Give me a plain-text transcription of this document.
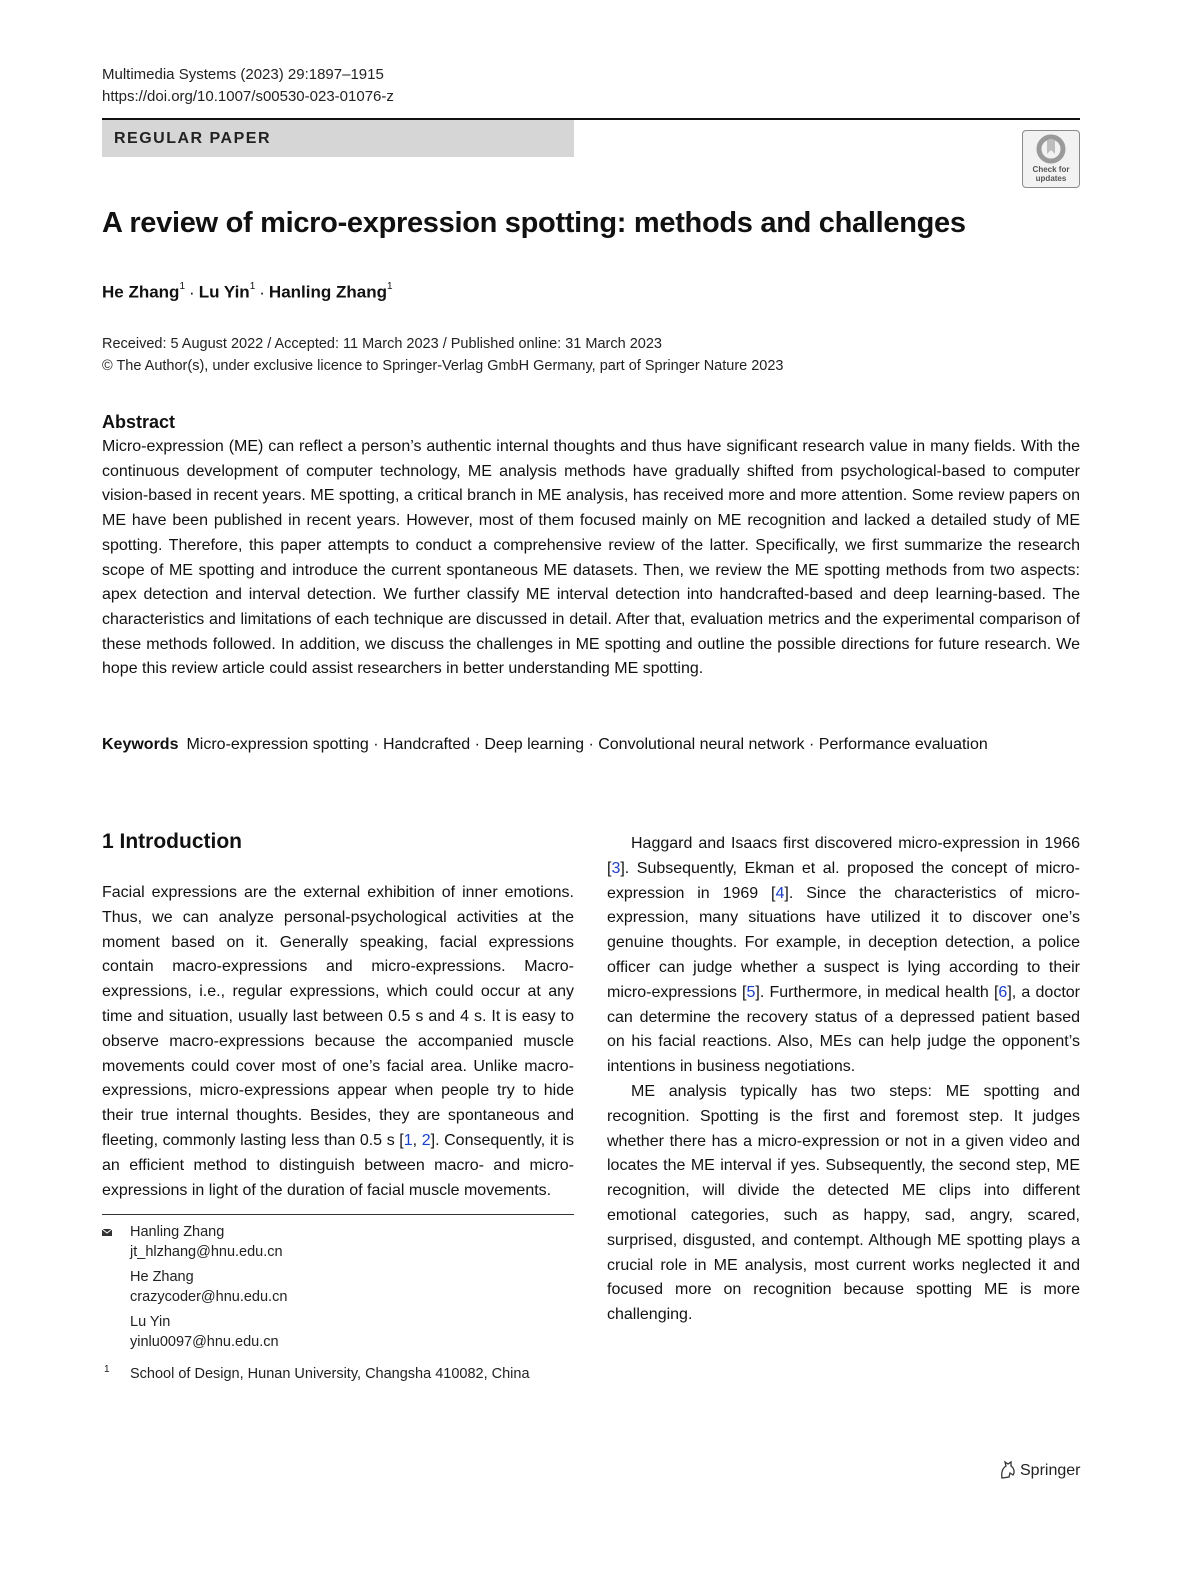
Multimedia Systems (2023) 29:1897–1915
https://doi.org/10.1007/s00530-023-01076-z
REGULAR PAPER
Check for updates
A review of micro-expression spotting: methods and challenges
He Zhang$^1$ · Lu Yin$^1$ · Hanling Zhang$^1$
Received: 5 August 2022 / Accepted: 11 March 2023 / Published online: 31 March 2023
© The Author(s), under exclusive licence to Springer-Verlag GmbH Germany, part of Springer Nature 2023
Abstract
Micro-expression (ME) can reflect a person’s authentic internal thoughts and thus have significant research value in many fields. With the continuous development of computer technology, ME analysis methods have gradually shifted from psychological-based to computer vision-based in recent years. ME spotting, a critical branch in ME analysis, has received more and more attention. Some review papers on ME have been published in recent years. However, most of them focused mainly on ME recognition and lacked a detailed study of ME spotting. Therefore, this paper attempts to conduct a comprehensive review of the latter. Specifically, we first summarize the research scope of ME spotting and introduce the current spontaneous ME datasets. Then, we review the ME spotting methods from two aspects: apex detection and interval detection. We further classify ME interval detection into handcrafted-based and deep learning-based. The characteristics and limitations of each technique are discussed in detail. After that, evaluation metrics and the experimental comparison of these methods followed. In addition, we discuss the challenges in ME spotting and outline the possible directions for future research. We hope this review article could assist researchers in better understanding ME spotting.
Keywords Micro-expression spotting · Handcrafted · Deep learning · Convolutional neural network · Performance evaluation
1 Introduction

Facial expressions are the external exhibition of inner emotions. Thus, we can analyze personal-psychological activities at the moment based on it. Generally speaking, facial expressions contain macro-expressions and micro-expressions. Macro-expressions, i.e., regular expressions, which could occur at any time and situation, usually last between 0.5 s and 4 s. It is easy to observe macro-expressions because the accompanied muscle movements could cover most of one’s facial area. Unlike macro-expressions, micro-expressions appear when people try to hide their true internal thoughts. Besides, they are spontaneous and fleeting, commonly lasting less than 0.5 s [1, 2]. Consequently, it is an efficient method to distinguish between macro- and micro-expressions in light of the duration of facial muscle movements.

Haggard and Isaacs first discovered micro-expression in 1966 [3]. Subsequently, Ekman et al. proposed the concept of micro-expression in 1969 [4]. Since the characteristics of micro-expression, many situations have utilized it to discover one’s genuine thoughts. For example, in deception detection, a police officer can judge whether a suspect is lying according to their micro-expressions [5]. Furthermore, in medical health [6], a doctor can determine the recovery status of a depressed patient based on his facial reactions. Also, MEs can help judge the opponent’s intentions in business negotiations.

ME analysis typically has two steps: ME spotting and recognition. Spotting is the first and foremost step. It judges whether there has a micro-expression or not in a given video and locates the ME interval if yes. Subsequently, the second step, ME recognition, will divide the detected ME clips into different emotional categories, such as happy, sad, angry, scared, surprised, disgusted, and contempt. Although ME spotting plays a crucial role in ME analysis, most current works neglected it and focused more on recognition because spotting ME is more challenging.

Hanling Zhang
jt_hlzhang@hnu.edu.cn
He Zhang
crazycoder@hnu.edu.cn
Lu Yin
yinlu0097@hnu.edu.cn
1 School of Design, Hunan University, Changsha 410082, China
Springer
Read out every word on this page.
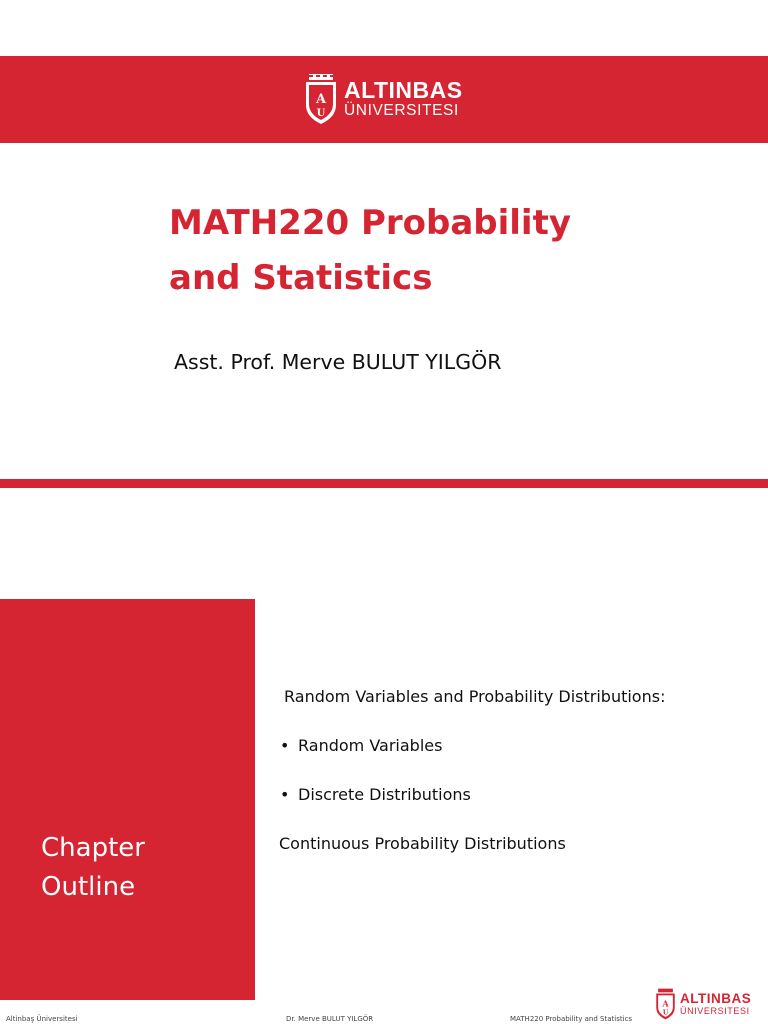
A
U
ALTINBAS
ÜNIVERSITESI
MATH220 Probability
and Statistics
Asst. Prof. Merve BULUT YILGÖR
Chapter
Outline
Random Variables and Probability Distributions:
• Random Variables
• Discrete Distributions
Continuous Probability Distributions
Altinbaş Üniversitesi	Dr. Merve BULUT YILGÖR	MATH220 Probability and Statistics
A
U
ALTINBAS
ÜNIVERSITESI
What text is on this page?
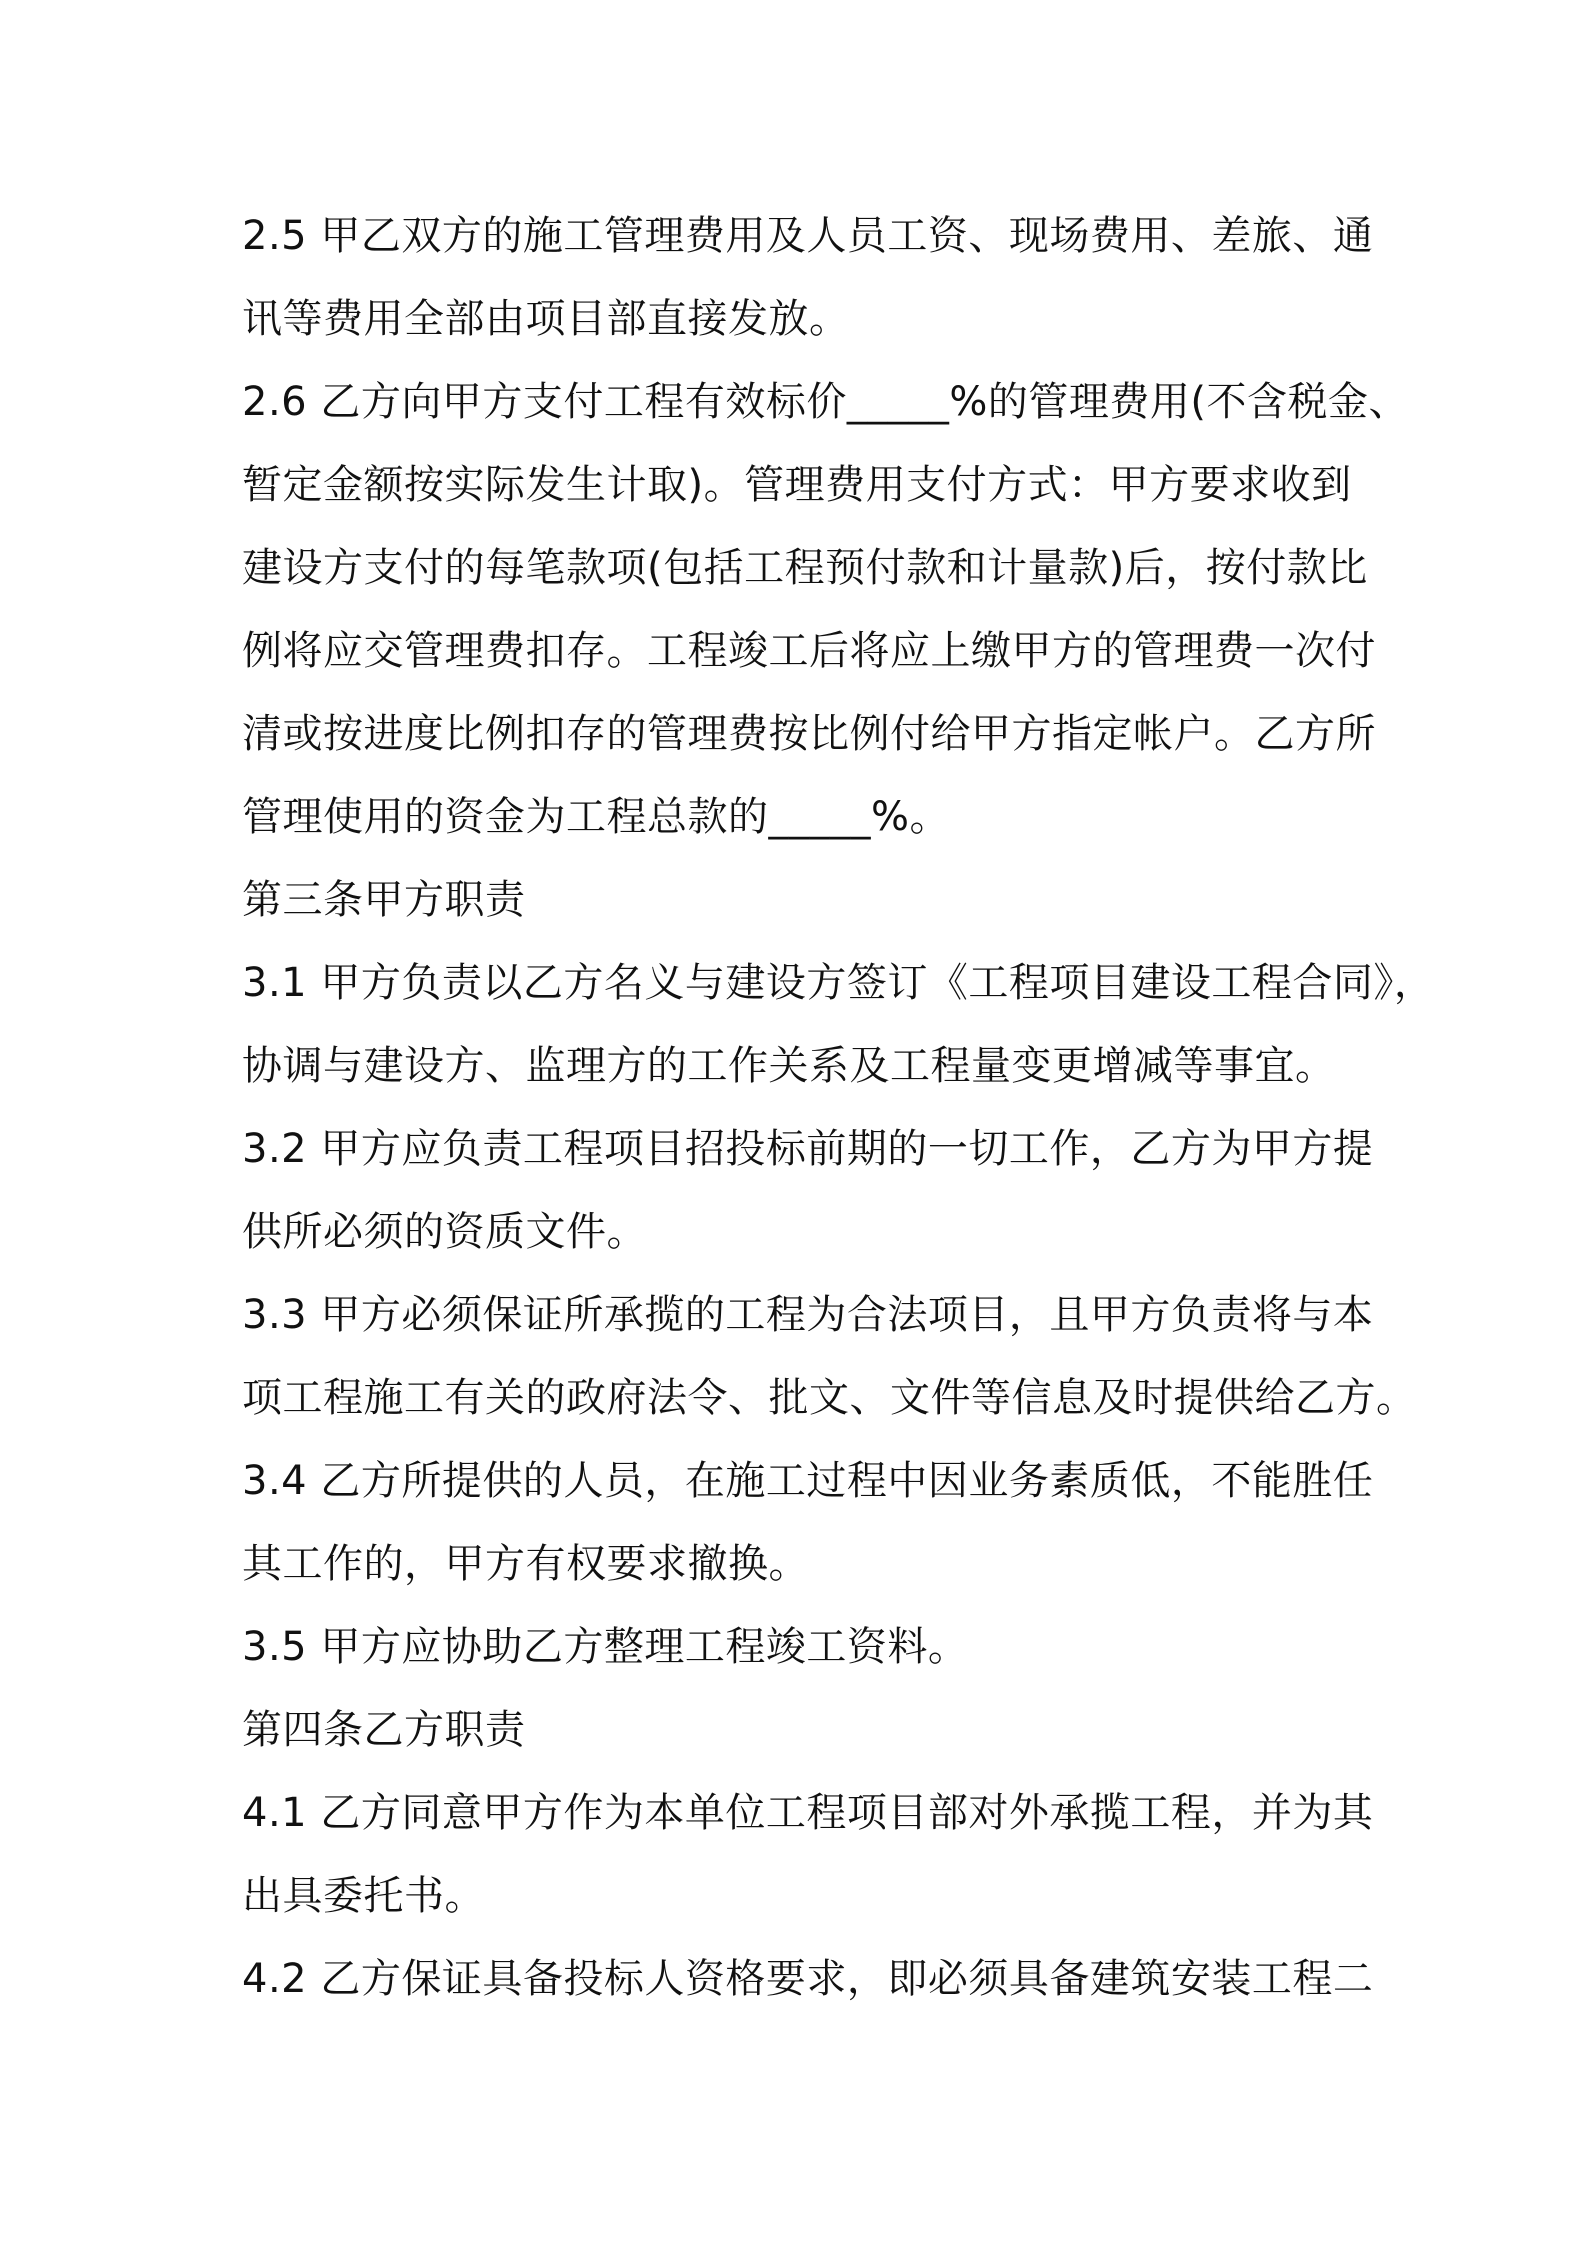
2.5 甲乙双方的施工管理费用及人员工资、现场费用、差旅、通
讯等费用全部由项目部直接发放。
2.6 乙方向甲方支付工程有效标价_____%的管理费用(不含税金、
暂定金额按实际发生计取)。管理费用支付方式：甲方要求收到
建设方支付的每笔款项(包括工程预付款和计量款)后，按付款比
例将应交管理费扣存。工程竣工后将应上缴甲方的管理费一次付
清或按进度比例扣存的管理费按比例付给甲方指定帐户。乙方所
管理使用的资金为工程总款的_____%。
第三条甲方职责
3.1 甲方负责以乙方名义与建设方签订《工程项目建设工程合同》，
协调与建设方、监理方的工作关系及工程量变更增减等事宜。
3.2 甲方应负责工程项目招投标前期的一切工作，乙方为甲方提
供所必须的资质文件。
3.3 甲方必须保证所承揽的工程为合法项目，且甲方负责将与本
项工程施工有关的政府法令、批文、文件等信息及时提供给乙方。
3.4 乙方所提供的人员，在施工过程中因业务素质低，不能胜任
其工作的，甲方有权要求撤换。
3.5 甲方应协助乙方整理工程竣工资料。
第四条乙方职责
4.1 乙方同意甲方作为本单位工程项目部对外承揽工程，并为其
出具委托书。
4.2 乙方保证具备投标人资格要求，即必须具备建筑安装工程二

----------

Only the lines from the line with "What text is on this page?" to the end of the records should be repeated, exactly and without pictures.

**Solved problem**
What text is on this page?
2.5 甲乙双方的施工管理费用及人员工资、现场费用、差旅、通
讯等费用全部由项目部直接发放。
2.6 乙方向甲方支付工程有效标价_____%的管理费用(不含税金、
暂定金额按实际发生计取)。管理费用支付方式：甲方要求收到
建设方支付的每笔款项(包括工程预付款和计量款)后，按付款比
例将应交管理费扣存。工程竣工后将应上缴甲方的管理费一次付
清或按进度比例扣存的管理费按比例付给甲方指定帐户。乙方所
管理使用的资金为工程总款的_____%。
第三条甲方职责
3.1 甲方负责以乙方名义与建设方签订《工程项目建设工程合同》，
协调与建设方、监理方的工作关系及工程量变更增减等事宜。
3.2 甲方应负责工程项目招投标前期的一切工作，乙方为甲方提
供所必须的资质文件。
3.3 甲方必须保证所承揽的工程为合法项目，且甲方负责将与本
项工程施工有关的政府法令、批文、文件等信息及时提供给乙方。
3.4 乙方所提供的人员，在施工过程中因业务素质低，不能胜任
其工作的，甲方有权要求撤换。
3.5 甲方应协助乙方整理工程竣工资料。
第四条乙方职责
4.1 乙方同意甲方作为本单位工程项目部对外承揽工程，并为其
出具委托书。
4.2 乙方保证具备投标人资格要求，即必须具备建筑安装工程二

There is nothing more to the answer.